Stored data start

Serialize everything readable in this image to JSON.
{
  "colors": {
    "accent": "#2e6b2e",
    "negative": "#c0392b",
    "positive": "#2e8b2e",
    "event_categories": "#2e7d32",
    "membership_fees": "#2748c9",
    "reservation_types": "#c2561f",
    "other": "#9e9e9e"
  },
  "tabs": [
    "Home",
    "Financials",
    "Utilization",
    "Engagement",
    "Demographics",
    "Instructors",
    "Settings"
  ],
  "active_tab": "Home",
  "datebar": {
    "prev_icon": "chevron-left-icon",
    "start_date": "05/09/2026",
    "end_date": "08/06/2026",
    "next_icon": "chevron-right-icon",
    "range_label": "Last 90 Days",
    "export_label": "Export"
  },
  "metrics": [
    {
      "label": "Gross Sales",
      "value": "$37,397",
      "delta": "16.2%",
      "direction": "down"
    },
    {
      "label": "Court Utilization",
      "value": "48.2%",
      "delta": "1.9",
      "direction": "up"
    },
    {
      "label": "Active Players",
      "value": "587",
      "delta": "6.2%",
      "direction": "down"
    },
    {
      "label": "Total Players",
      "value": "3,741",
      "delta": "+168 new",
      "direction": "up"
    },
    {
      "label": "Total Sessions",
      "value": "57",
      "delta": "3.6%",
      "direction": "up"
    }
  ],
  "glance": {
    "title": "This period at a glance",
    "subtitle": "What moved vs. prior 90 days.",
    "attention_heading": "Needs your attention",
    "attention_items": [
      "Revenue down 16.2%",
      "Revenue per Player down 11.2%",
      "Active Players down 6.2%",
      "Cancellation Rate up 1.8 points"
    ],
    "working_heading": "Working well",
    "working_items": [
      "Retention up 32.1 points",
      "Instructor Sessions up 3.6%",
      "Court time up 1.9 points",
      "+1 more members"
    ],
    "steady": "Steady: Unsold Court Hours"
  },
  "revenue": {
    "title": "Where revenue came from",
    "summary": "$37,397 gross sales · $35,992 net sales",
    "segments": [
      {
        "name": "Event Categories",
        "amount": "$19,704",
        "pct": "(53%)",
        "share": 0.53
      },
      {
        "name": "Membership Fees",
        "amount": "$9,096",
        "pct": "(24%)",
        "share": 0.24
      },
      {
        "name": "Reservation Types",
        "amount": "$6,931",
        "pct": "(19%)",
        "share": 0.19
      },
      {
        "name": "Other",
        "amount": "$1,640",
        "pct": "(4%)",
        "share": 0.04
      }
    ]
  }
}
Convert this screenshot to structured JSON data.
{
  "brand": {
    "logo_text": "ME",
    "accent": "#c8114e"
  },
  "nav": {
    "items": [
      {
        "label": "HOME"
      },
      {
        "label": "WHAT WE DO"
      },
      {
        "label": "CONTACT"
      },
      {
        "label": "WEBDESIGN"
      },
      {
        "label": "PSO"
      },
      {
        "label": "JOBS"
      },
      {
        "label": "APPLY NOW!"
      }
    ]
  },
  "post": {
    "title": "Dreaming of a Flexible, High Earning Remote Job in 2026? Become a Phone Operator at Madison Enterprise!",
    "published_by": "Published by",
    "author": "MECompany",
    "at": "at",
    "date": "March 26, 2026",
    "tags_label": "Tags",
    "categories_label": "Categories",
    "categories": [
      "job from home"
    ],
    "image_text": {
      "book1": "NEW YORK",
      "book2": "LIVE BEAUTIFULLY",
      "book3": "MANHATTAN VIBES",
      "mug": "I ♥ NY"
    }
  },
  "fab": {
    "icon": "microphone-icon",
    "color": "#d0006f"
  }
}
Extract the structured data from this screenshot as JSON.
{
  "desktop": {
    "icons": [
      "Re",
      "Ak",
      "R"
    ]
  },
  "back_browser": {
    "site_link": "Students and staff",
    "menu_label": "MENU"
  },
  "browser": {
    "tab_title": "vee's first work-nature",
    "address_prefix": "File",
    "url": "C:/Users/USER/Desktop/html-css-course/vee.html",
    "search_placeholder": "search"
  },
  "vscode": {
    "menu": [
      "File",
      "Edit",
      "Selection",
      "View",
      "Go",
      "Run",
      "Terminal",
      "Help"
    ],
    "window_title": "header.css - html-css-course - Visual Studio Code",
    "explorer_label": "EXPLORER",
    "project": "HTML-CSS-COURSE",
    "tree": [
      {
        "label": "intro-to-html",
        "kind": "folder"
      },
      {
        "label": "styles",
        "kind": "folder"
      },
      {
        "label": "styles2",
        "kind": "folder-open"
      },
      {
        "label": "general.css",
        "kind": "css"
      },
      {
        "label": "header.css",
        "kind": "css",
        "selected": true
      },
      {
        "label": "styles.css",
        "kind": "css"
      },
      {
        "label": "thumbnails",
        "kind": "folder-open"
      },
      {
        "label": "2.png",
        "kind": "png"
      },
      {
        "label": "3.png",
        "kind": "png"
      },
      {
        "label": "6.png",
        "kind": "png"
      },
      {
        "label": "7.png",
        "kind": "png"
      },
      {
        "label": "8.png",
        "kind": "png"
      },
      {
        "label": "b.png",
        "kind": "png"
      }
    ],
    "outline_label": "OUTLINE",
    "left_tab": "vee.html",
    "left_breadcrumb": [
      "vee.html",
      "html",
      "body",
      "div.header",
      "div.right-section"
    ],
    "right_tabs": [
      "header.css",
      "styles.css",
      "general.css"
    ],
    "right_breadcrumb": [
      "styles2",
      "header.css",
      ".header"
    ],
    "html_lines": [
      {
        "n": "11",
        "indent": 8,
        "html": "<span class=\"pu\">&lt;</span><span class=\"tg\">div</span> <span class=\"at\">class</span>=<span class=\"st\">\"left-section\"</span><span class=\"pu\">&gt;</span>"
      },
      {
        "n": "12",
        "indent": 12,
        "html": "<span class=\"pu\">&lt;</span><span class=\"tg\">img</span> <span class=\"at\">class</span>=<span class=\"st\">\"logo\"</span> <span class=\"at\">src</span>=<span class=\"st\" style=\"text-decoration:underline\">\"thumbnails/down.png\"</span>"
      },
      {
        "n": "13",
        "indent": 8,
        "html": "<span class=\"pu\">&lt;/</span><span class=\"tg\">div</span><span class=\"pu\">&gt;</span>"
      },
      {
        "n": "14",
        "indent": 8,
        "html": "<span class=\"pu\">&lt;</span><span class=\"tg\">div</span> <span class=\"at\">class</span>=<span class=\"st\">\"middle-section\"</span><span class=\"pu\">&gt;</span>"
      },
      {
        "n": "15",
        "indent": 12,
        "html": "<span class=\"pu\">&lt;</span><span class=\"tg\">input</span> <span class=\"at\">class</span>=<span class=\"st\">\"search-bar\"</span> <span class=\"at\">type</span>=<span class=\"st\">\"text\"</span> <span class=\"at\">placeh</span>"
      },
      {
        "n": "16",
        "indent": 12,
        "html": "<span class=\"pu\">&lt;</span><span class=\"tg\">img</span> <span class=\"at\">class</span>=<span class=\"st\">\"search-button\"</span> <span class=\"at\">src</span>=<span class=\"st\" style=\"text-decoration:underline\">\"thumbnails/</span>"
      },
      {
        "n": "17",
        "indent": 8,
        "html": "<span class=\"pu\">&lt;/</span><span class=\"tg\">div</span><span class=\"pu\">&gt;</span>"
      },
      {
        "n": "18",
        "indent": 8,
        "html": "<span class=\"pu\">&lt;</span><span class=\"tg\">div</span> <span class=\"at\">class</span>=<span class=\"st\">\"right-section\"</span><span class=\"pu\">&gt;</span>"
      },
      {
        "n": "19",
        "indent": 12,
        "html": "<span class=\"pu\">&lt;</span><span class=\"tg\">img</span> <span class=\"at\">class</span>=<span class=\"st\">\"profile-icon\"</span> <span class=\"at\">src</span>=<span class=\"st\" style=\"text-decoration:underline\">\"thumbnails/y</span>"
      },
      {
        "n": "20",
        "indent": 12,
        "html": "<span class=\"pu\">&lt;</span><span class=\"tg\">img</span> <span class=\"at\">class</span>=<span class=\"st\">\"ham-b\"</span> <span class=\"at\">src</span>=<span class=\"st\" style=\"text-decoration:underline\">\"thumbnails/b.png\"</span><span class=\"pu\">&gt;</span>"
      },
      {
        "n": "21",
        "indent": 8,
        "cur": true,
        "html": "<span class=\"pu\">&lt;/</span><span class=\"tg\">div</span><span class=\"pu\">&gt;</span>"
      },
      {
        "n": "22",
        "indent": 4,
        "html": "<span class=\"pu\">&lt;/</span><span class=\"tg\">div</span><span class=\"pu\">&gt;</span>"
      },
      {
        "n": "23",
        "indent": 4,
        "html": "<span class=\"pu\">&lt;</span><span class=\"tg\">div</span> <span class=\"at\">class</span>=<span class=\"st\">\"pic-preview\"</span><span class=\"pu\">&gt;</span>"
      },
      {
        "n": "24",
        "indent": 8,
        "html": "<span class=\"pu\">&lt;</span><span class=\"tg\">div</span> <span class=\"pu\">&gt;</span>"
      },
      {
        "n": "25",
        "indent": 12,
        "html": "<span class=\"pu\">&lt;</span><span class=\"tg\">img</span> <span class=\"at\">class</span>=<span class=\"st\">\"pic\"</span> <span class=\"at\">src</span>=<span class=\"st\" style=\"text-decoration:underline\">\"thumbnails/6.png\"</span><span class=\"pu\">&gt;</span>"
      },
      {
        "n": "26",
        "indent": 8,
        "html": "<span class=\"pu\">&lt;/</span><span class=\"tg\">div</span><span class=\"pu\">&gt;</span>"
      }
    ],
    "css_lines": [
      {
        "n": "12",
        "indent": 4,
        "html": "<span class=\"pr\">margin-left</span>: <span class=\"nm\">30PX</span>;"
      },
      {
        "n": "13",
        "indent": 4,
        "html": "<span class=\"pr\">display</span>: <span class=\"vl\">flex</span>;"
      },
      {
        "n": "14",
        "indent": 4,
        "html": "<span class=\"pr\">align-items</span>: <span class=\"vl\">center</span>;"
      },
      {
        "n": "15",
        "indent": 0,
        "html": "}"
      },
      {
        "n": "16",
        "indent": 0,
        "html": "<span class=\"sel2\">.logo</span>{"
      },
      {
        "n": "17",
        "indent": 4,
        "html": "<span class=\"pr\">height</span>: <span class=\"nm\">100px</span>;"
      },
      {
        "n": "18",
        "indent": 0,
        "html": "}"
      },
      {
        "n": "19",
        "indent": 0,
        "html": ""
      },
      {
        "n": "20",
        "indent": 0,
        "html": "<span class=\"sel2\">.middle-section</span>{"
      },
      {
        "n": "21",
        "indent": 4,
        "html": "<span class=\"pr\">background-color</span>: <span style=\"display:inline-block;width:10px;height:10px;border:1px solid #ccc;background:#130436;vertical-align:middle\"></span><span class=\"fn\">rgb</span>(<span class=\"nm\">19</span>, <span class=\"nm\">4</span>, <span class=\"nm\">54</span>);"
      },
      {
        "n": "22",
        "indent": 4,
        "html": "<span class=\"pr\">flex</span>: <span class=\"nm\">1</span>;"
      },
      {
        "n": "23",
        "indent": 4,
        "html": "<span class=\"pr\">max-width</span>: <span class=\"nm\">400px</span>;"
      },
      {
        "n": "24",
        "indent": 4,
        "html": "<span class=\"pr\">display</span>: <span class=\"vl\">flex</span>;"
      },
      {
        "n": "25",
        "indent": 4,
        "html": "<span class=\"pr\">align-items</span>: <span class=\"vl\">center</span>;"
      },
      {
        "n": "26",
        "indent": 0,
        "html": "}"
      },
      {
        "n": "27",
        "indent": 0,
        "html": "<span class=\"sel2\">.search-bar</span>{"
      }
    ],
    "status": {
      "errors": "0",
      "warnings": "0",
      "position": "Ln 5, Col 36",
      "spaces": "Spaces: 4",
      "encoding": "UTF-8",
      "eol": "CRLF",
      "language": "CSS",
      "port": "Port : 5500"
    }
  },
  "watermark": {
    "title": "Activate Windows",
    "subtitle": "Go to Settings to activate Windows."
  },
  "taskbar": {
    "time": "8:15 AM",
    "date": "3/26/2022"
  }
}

Stored data end

## Objective
Scan the listing above. Gather each line that contains the word "Windows".

## Complete answer
    "title": "Activate Windows",
    "subtitle": "Go to Settings to activate Windows."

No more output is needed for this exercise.